Data listing
>>>

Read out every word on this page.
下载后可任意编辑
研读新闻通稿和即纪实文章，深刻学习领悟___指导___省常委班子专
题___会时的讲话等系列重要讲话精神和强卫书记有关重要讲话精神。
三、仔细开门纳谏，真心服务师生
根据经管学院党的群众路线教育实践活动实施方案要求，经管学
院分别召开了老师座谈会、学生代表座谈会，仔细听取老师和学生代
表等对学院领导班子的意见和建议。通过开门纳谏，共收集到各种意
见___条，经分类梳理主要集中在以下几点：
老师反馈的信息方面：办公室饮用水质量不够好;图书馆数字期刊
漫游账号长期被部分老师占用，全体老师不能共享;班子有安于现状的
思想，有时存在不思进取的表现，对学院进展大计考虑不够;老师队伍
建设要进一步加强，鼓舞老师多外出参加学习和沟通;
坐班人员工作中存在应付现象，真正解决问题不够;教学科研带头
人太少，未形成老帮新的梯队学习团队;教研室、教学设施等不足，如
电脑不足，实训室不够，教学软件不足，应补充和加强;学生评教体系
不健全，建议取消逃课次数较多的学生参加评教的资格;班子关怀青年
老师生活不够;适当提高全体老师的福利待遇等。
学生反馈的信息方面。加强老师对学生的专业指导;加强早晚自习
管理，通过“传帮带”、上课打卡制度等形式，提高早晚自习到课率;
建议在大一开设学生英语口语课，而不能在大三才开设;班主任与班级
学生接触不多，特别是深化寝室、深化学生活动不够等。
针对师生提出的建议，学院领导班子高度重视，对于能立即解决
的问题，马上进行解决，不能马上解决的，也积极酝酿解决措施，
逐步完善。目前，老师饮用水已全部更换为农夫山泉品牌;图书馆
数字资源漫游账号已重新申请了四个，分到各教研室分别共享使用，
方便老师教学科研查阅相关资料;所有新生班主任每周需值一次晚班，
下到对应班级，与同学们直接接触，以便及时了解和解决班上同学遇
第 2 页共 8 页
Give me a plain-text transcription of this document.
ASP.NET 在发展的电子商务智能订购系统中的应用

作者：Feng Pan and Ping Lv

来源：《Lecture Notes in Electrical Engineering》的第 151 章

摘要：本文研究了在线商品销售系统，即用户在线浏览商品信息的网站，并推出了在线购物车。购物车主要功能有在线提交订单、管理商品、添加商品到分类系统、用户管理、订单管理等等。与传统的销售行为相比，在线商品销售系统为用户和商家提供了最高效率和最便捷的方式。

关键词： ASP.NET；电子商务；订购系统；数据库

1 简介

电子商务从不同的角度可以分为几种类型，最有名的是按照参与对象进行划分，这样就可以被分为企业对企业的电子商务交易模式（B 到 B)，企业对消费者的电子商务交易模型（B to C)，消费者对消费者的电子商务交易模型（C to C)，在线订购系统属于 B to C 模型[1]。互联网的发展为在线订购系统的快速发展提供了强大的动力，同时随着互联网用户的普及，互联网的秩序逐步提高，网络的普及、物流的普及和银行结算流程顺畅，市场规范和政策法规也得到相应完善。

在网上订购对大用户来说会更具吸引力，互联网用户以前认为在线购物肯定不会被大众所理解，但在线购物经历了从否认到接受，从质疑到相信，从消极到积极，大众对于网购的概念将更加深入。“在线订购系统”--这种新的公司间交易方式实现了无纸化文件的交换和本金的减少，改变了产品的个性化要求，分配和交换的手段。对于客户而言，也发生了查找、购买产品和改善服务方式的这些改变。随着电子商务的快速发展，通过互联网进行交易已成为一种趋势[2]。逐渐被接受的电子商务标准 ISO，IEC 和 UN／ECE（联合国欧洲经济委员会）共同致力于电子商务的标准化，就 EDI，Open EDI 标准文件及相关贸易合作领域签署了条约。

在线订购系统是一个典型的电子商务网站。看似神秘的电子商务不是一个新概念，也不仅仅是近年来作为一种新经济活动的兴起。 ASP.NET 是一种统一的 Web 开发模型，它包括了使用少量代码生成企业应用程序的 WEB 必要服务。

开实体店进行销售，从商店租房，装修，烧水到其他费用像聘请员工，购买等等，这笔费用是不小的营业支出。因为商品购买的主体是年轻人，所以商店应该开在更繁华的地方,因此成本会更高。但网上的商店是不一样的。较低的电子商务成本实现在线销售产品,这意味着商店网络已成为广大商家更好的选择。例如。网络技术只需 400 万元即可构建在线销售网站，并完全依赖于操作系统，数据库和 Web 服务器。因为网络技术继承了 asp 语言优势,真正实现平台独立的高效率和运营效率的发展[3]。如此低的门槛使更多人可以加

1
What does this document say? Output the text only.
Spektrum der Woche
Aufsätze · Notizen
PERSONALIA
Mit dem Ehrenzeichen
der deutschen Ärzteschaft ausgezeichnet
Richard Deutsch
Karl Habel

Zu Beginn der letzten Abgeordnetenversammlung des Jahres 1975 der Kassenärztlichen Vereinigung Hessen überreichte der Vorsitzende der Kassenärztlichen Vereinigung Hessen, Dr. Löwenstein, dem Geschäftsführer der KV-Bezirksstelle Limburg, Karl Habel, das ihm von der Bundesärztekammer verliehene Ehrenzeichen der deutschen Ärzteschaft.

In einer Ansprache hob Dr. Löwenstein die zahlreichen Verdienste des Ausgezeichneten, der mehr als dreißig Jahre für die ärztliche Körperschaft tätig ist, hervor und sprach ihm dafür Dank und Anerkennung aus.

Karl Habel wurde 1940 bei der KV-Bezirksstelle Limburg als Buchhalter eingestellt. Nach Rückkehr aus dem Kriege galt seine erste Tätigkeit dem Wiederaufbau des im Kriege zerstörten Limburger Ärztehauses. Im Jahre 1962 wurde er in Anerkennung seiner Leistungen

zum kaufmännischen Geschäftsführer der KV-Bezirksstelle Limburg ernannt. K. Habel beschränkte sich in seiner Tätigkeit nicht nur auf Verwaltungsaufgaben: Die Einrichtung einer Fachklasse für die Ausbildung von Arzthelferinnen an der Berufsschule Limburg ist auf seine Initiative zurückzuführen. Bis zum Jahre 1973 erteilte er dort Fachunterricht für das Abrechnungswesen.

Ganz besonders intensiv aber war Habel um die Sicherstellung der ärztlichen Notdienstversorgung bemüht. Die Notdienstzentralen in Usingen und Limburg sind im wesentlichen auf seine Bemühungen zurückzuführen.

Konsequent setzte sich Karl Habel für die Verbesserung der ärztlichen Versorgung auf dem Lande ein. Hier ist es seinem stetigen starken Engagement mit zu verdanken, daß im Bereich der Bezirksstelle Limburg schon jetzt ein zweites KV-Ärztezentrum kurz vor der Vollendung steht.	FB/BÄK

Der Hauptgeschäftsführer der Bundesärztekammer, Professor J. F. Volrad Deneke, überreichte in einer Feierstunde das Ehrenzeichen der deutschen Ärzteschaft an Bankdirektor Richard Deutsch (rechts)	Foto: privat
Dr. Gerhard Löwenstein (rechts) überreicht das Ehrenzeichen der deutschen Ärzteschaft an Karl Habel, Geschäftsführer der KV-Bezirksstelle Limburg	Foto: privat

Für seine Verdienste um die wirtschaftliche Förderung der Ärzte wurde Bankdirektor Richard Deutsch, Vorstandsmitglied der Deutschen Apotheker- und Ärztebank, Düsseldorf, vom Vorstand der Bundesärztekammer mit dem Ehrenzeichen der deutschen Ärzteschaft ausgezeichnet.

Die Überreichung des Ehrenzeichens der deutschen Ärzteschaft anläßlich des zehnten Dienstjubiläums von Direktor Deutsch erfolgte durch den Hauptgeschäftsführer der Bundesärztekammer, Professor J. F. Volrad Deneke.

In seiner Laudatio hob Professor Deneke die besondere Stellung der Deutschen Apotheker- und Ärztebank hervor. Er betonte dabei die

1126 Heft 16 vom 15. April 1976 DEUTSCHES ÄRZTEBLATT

<<<

Task details: Gather all lines with the string "wurde" from the data.

Response to the exercise:
Karl Habel wurde 1940 bei der KV-Bezirksstelle Limburg als Buchhalter eingestellt. Nach Rückkehr aus dem Kriege galt seine erste Tätigkeit dem Wiederaufbau des im Kriege zerstörten Limburger Ärztehauses. Im Jahre 1962 wurde er in Anerkennung seiner Leistungen
Für seine Verdienste um die wirtschaftliche Förderung der Ärzte wurde Bankdirektor Richard Deutsch, Vorstandsmitglied der Deutschen Apotheker- und Ärztebank, Düsseldorf, vom Vorstand der Bundesärztekammer mit dem Ehrenzeichen der deutschen Ärzteschaft ausgezeichnet.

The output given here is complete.